• [PROBLEM TO WORK ON]:
Lay out every line of the records below as a JSON list of strings, with one string per line and no blank lines.

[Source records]

--*--

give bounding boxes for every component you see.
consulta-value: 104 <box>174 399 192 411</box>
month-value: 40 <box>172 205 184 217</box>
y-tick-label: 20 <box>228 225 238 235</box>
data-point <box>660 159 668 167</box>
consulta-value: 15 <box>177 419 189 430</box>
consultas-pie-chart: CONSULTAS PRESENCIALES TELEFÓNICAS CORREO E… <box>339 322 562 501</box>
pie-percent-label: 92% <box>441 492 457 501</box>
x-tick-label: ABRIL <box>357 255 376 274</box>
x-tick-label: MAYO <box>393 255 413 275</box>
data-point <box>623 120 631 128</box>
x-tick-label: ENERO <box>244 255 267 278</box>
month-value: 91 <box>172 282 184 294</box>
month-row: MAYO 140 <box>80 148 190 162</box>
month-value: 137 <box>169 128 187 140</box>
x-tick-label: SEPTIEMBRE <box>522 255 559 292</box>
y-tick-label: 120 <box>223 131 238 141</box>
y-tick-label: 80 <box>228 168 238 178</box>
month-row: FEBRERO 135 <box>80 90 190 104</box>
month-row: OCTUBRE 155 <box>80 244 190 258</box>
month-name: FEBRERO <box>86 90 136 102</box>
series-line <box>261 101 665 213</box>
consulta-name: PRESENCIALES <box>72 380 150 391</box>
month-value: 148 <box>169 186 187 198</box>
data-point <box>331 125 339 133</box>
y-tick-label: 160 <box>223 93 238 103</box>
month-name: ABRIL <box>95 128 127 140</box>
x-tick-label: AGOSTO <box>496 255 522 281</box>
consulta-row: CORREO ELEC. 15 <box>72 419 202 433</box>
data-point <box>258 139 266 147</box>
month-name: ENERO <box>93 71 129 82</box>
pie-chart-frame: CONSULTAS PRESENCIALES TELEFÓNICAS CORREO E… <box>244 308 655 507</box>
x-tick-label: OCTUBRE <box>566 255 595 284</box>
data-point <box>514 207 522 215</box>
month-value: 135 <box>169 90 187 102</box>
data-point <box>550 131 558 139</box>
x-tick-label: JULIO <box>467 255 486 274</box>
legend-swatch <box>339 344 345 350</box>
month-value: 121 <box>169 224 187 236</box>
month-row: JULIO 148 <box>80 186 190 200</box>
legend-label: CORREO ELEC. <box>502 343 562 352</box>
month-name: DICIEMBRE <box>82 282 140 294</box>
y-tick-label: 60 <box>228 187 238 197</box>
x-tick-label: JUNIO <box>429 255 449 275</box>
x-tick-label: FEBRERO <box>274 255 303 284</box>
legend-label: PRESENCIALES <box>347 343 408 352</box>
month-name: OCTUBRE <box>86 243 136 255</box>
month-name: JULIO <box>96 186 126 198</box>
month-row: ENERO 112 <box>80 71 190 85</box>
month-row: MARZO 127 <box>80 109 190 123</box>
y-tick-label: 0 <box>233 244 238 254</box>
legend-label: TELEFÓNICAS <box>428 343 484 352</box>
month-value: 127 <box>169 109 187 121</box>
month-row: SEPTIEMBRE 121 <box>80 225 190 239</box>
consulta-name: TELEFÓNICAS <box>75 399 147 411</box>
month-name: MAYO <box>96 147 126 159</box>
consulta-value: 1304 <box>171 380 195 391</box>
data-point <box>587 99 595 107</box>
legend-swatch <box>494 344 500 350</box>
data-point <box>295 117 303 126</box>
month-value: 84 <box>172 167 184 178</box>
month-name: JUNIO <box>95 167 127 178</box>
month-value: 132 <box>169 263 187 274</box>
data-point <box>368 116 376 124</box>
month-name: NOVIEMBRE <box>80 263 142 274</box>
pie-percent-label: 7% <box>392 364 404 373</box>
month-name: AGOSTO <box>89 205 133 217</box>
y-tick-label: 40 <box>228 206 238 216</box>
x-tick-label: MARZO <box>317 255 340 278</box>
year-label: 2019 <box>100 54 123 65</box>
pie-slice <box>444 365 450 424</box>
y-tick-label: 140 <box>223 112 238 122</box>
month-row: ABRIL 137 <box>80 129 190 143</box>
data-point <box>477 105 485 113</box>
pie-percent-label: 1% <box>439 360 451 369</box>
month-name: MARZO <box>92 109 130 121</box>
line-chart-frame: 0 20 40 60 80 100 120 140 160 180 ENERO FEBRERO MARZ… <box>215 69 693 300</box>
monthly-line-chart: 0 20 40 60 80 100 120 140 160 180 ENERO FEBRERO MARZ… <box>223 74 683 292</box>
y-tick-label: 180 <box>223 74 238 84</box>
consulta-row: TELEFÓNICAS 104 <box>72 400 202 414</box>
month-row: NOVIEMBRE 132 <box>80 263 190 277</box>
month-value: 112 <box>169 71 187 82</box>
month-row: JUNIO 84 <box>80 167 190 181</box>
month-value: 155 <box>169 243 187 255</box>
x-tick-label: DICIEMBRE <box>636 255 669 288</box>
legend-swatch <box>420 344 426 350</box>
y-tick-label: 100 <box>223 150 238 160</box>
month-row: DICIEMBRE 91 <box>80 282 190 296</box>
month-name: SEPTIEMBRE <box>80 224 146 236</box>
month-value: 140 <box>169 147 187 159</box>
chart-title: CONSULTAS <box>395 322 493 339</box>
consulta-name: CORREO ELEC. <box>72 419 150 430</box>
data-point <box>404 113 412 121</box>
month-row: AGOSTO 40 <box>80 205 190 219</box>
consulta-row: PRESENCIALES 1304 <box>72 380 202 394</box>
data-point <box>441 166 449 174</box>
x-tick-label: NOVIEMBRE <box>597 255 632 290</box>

--*--

• [FULL SOLUTION]:
[
  "give bounding boxes for every component you see.",
  "consulta-value: 104 <box>174 399 192 411</box>",
  "month-value: 40 <box>172 205 184 217</box>",
  "y-tick-label: 20 <box>228 225 238 235</box>",
  "data-point <box>660 159 668 167</box>",
  "consulta-value: 15 <box>177 419 189 430</box>",
  "consultas-pie-chart: CONSULTAS PRESENCIALES TELEFÓNICAS CORREO E… <box>339 322 562 501</box>",
  "pie-percent-label: 92% <box>441 492 457 501</box>",
  "x-tick-label: ABRIL <box>357 255 376 274</box>",
  "x-tick-label: MAYO <box>393 255 413 275</box>",
  "data-point <box>623 120 631 128</box>",
  "x-tick-label: ENERO <box>244 255 267 278</box>",
  "month-value: 91 <box>172 282 184 294</box>",
  "month-row: MAYO 140 <box>80 148 190 162</box>",
  "month-value: 137 <box>169 128 187 140</box>",
  "x-tick-label: SEPTIEMBRE <box>522 255 559 292</box>",
  "y-tick-label: 120 <box>223 131 238 141</box>",
  "y-tick-label: 80 <box>228 168 238 178</box>",
  "month-row: FEBRERO 135 <box>80 90 190 104</box>",
  "month-row: OCTUBRE 155 <box>80 244 190 258</box>",
  "month-name: FEBRERO <box>86 90 136 102</box>",
  "series-line <box>261 101 665 213</box>",
  "consulta-name: PRESENCIALES <box>72 380 150 391</box>",
  "month-value: 148 <box>169 186 187 198</box>",
  "data-point <box>331 125 339 133</box>",
  "y-tick-label: 160 <box>223 93 238 103</box>",
  "month-name: ABRIL <box>95 128 127 140</box>",
  "x-tick-label: AGOSTO <box>496 255 522 281</box>",
  "consulta-row: CORREO ELEC. 15 <box>72 419 202 433</box>",
  "data-point <box>258 139 266 147</box>",
  "month-name: ENERO <box>93 71 129 82</box>",
  "pie-chart-frame: CONSULTAS PRESENCIALES TELEFÓNICAS CORREO E… <box>244 308 655 507</box>",
  "x-tick-label: OCTUBRE <box>566 255 595 284</box>",
  "data-point <box>514 207 522 215</box>",
  "month-value: 135 <box>169 90 187 102</box>",
  "data-point <box>550 131 558 139</box>",
  "x-tick-label: JULIO <box>467 255 486 274</box>",
  "legend-swatch <box>339 344 345 350</box>",
  "month-value: 121 <box>169 224 187 236</box>",
  "month-row: JULIO 148 <box>80 186 190 200</box>",
  "legend-label: CORREO ELEC. <box>502 343 562 352</box>",
  "month-name: DICIEMBRE <box>82 282 140 294</box>",
  "y-tick-label: 60 <box>228 187 238 197</box>",
  "x-tick-label: JUNIO <box>429 255 449 275</box>",
  "x-tick-label: FEBRERO <box>274 255 303 284</box>",
  "legend-label: PRESENCIALES <box>347 343 408 352</box>",
  "month-name: OCTUBRE <box>86 243 136 255</box>",
  "month-name: JULIO <box>96 186 126 198</box>",
  "month-row: ENERO 112 <box>80 71 190 85</box>",
  "month-row: MARZO 127 <box>80 109 190 123</box>",
  "y-tick-label: 0 <box>233 244 238 254</box>",
  "legend-label: TELEFÓNICAS <box>428 343 484 352</box>",
  "month-value: 127 <box>169 109 187 121</box>",
  "month-row: SEPTIEMBRE 121 <box>80 225 190 239</box>",
  "consulta-name: TELEFÓNICAS <box>75 399 147 411</box>",
  "month-name: MAYO <box>96 147 126 159</box>",
  "consulta-value: 1304 <box>171 380 195 391</box>",
  "data-point <box>587 99 595 107</box>",
  "legend-swatch <box>494 344 500 350</box>",
  "data-point <box>295 117 303 126</box>",
  "month-value: 84 <box>172 167 184 178</box>",
  "month-name: JUNIO <box>95 167 127 178</box>",
  "month-value: 132 <box>169 263 187 274</box>",
  "data-point <box>368 116 376 124</box>",
  "month-name: NOVIEMBRE <box>80 263 142 274</box>",
  "pie-percent-label: 7% <box>392 364 404 373</box>",
  "month-name: AGOSTO <box>89 205 133 217</box>",
  "y-tick-label: 40 <box>228 206 238 216</box>",
  "x-tick-label: MARZO <box>317 255 340 278</box>",
  "year-label: 2019 <box>100 54 123 65</box>",
  "pie-slice <box>444 365 450 424</box>",
  "y-tick-label: 140 <box>223 112 238 122</box>",
  "month-row: ABRIL 137 <box>80 129 190 143</box>",
  "data-point <box>477 105 485 113</box>",
  "pie-percent-label: 1% <box>439 360 451 369</box>",
  "month-name: MARZO <box>92 109 130 121</box>",
  "line-chart-frame: 0 20 40 60 80 100 120 140 160 180 ENERO FEBRERO MARZ… <box>215 69 693 300</box>",
  "monthly-line-chart: 0 20 40 60 80 100 120 140 160 180 ENERO FEBRERO MARZ… <box>223 74 683 292</box>",
  "y-tick-label: 180 <box>223 74 238 84</box>",
  "consulta-row: TELEFÓNICAS 104 <box>72 400 202 414</box>",
  "month-row: NOVIEMBRE 132 <box>80 263 190 277</box>",
  "month-value: 112 <box>169 71 187 82</box>",
  "month-row: JUNIO 84 <box>80 167 190 181</box>",
  "month-value: 155 <box>169 243 187 255</box>",
  "x-tick-label: DICIEMBRE <box>636 255 669 288</box>",
  "legend-swatch <box>420 344 426 350</box>",
  "y-tick-label: 100 <box>223 150 238 160</box>",
  "month-row: DICIEMBRE 91 <box>80 282 190 296</box>",
  "month-name: SEPTIEMBRE <box>80 224 146 236</box>",
  "month-value: 140 <box>169 147 187 159</box>",
  "chart-title: CONSULTAS <box>395 322 493 339</box>",
  "consulta-name: CORREO ELEC. <box>72 419 150 430</box>",
  "data-point <box>404 113 412 121</box>",
  "month-row: AGOSTO 40 <box>80 205 190 219</box>",
  "consulta-row: PRESENCIALES 1304 <box>72 380 202 394</box>",
  "data-point <box>441 166 449 174</box>",
  "x-tick-label: NOVIEMBRE <box>597 255 632 290</box>"
]